*Instructions for the task*:
Rewrite the entries from the line containing "x-tick-label: 1970 bbox=[496, 531, 527, 542]" through the line containing "x-tick-label: 2010 bbox=[1083, 531, 1114, 542]", swapping each "point" for "marker" and keeping everything else the same.
Start of Dataset extract
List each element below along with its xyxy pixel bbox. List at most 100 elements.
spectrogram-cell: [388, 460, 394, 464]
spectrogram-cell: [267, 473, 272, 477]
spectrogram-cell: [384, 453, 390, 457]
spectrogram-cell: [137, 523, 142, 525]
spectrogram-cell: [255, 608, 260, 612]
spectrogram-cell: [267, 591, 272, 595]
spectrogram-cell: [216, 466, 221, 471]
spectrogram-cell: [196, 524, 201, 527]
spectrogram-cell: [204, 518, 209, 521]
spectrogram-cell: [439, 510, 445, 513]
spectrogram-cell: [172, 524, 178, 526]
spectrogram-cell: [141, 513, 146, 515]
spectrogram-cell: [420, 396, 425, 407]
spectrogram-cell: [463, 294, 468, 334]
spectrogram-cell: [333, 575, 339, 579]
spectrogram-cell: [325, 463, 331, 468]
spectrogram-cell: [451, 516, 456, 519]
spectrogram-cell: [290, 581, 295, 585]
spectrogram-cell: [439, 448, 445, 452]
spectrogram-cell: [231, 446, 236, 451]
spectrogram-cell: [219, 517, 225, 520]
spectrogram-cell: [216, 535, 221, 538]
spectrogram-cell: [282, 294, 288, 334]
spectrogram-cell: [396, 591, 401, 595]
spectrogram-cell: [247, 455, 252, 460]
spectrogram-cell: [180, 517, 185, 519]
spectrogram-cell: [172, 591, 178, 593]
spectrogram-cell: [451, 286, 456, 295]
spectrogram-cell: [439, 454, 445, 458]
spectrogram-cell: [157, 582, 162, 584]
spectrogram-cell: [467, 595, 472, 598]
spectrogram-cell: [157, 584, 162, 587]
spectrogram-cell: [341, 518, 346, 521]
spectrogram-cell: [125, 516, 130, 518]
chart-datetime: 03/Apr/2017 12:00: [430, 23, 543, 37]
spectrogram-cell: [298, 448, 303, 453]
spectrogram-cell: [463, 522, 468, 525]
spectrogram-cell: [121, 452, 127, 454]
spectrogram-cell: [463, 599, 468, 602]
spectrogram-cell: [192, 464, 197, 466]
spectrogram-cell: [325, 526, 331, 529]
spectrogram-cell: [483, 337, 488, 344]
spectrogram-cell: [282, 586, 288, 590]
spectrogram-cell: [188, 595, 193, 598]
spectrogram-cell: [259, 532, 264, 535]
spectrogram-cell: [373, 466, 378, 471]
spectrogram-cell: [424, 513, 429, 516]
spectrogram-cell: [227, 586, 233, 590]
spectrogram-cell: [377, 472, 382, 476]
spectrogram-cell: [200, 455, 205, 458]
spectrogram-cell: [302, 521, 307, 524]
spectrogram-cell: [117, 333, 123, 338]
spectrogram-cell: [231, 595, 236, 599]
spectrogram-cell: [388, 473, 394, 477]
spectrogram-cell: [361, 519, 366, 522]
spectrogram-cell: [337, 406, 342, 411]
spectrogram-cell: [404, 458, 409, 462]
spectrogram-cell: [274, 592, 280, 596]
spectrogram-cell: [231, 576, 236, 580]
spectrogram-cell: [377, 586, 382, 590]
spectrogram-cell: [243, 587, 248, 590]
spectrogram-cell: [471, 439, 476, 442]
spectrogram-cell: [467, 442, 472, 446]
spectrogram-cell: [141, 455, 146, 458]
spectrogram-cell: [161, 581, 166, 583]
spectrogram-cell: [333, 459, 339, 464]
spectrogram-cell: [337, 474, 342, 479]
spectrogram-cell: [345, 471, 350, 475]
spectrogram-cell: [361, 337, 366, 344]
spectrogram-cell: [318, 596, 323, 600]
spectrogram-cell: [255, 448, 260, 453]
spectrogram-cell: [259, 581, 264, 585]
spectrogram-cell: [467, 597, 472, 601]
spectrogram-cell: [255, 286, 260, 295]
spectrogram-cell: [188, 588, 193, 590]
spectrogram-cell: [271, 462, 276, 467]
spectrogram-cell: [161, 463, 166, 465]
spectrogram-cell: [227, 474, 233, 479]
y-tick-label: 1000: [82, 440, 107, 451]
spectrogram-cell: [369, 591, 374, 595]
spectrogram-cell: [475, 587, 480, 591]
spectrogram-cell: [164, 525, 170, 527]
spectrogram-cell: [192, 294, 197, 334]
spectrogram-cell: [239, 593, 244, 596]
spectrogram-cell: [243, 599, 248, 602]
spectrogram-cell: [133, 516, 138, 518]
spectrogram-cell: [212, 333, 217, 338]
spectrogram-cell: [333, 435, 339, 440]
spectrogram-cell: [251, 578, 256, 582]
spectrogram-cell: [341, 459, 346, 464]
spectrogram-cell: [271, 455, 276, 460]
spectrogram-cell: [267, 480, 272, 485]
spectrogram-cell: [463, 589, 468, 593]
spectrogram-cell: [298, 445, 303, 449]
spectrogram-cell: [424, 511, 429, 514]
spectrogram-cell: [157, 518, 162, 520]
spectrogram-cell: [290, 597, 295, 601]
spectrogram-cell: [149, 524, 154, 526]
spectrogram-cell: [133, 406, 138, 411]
End of Dataset extract
Start of Dataset extract
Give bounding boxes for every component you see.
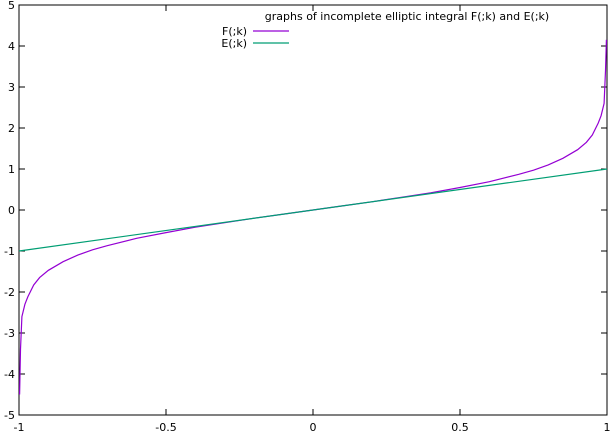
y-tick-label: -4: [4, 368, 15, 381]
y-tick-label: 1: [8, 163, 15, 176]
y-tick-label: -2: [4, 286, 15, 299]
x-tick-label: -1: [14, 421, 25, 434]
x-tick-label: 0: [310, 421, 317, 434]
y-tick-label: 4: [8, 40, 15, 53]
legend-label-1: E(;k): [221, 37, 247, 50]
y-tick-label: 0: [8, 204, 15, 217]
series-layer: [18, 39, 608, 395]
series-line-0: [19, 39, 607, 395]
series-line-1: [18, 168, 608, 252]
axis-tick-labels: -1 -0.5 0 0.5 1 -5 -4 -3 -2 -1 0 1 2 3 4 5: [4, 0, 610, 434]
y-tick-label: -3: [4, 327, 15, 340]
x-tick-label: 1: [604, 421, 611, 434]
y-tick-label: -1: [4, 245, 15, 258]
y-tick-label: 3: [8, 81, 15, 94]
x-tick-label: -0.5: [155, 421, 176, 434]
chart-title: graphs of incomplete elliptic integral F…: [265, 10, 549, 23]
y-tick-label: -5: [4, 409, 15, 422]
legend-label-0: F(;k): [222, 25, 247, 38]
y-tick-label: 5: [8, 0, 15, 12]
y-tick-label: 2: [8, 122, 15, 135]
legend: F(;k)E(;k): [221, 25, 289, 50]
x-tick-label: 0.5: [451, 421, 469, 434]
End of Dataset extract
Start of Dataset extract
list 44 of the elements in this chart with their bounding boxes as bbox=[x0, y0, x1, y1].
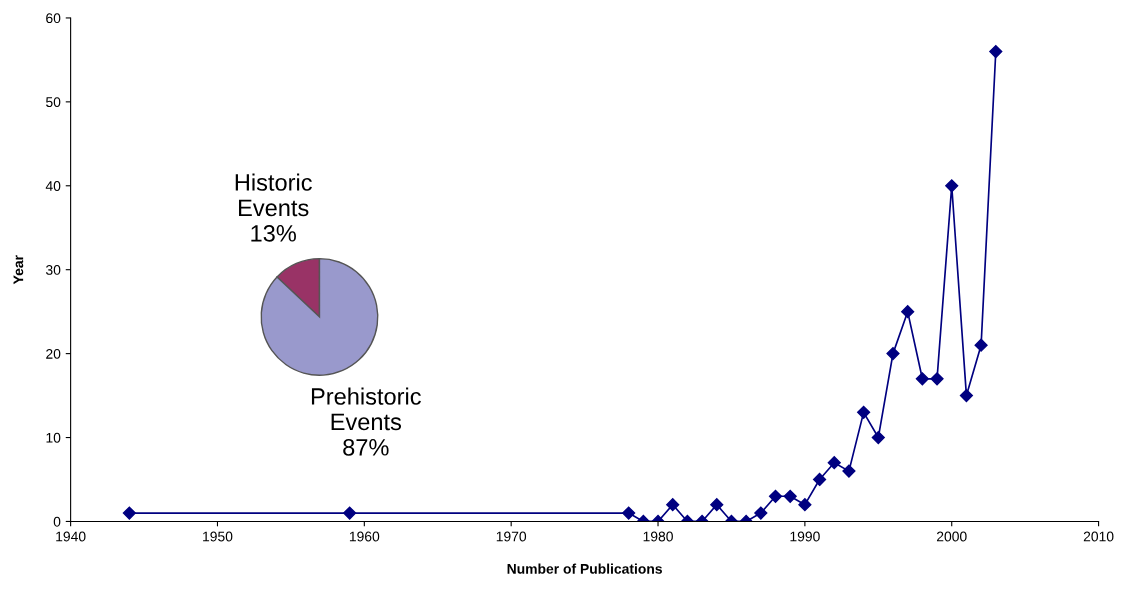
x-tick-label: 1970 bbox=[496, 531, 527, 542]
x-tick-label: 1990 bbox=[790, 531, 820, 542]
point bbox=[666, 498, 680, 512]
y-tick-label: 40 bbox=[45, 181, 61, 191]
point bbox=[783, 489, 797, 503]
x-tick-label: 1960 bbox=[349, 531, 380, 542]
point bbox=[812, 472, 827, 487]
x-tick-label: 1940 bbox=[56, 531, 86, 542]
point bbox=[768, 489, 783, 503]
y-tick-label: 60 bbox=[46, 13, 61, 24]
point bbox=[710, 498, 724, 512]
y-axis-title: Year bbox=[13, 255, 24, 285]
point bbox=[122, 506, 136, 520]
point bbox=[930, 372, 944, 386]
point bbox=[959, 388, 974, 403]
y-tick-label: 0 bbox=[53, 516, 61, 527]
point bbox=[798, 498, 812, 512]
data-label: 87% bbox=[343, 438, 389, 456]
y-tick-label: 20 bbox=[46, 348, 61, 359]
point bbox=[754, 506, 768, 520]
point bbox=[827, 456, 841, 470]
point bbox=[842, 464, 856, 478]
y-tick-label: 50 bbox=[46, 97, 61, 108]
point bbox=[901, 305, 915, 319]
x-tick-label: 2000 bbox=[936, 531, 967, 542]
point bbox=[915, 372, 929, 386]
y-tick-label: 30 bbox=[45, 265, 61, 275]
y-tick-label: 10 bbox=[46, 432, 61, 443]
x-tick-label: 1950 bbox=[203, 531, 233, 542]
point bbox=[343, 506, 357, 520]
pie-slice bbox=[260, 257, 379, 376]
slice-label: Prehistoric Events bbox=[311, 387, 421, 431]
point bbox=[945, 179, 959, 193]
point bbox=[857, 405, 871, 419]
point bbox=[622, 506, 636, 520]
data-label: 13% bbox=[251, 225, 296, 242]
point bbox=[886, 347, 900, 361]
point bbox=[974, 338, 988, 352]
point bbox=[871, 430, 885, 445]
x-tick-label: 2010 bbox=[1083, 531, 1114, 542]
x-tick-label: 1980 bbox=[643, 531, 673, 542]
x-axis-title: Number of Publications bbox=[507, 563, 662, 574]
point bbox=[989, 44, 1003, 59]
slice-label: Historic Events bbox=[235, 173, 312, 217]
End of Dataset extract
*Task solution*:
x-tick-label: 1970 bbox=[496, 531, 527, 542]
x-tick-label: 1990 bbox=[790, 531, 820, 542]
marker bbox=[666, 498, 680, 512]
y-tick-label: 40 bbox=[45, 181, 61, 191]
marker bbox=[783, 489, 797, 503]
x-tick-label: 1960 bbox=[349, 531, 380, 542]
marker bbox=[812, 472, 827, 487]
x-tick-label: 1940 bbox=[56, 531, 86, 542]
marker bbox=[768, 489, 783, 503]
y-tick-label: 60 bbox=[46, 13, 61, 24]
marker bbox=[710, 498, 724, 512]
y-axis-title: Year bbox=[13, 255, 24, 285]
marker bbox=[122, 506, 136, 520]
marker bbox=[930, 372, 944, 386]
marker bbox=[959, 388, 974, 403]
y-tick-label: 0 bbox=[53, 516, 61, 527]
marker bbox=[798, 498, 812, 512]
data-label: 87% bbox=[343, 438, 389, 456]
y-tick-label: 20 bbox=[46, 348, 61, 359]
marker bbox=[754, 506, 768, 520]
marker bbox=[827, 456, 841, 470]
marker bbox=[842, 464, 856, 478]
y-tick-label: 50 bbox=[46, 97, 61, 108]
marker bbox=[901, 305, 915, 319]
x-tick-label: 2000 bbox=[936, 531, 967, 542]
marker bbox=[915, 372, 929, 386]
y-tick-label: 30 bbox=[45, 265, 61, 275]
y-tick-label: 10 bbox=[46, 432, 61, 443]
x-tick-label: 1950 bbox=[203, 531, 233, 542]
marker bbox=[343, 506, 357, 520]
pie-slice bbox=[260, 257, 379, 376]
slice-label: Prehistoric Events bbox=[311, 387, 421, 431]
marker bbox=[945, 179, 959, 193]
marker bbox=[857, 405, 871, 419]
marker bbox=[622, 506, 636, 520]
data-label: 13% bbox=[251, 225, 296, 242]
marker bbox=[886, 347, 900, 361]
marker bbox=[974, 338, 988, 352]
marker bbox=[871, 430, 885, 445]
x-tick-label: 2010 bbox=[1083, 531, 1114, 542]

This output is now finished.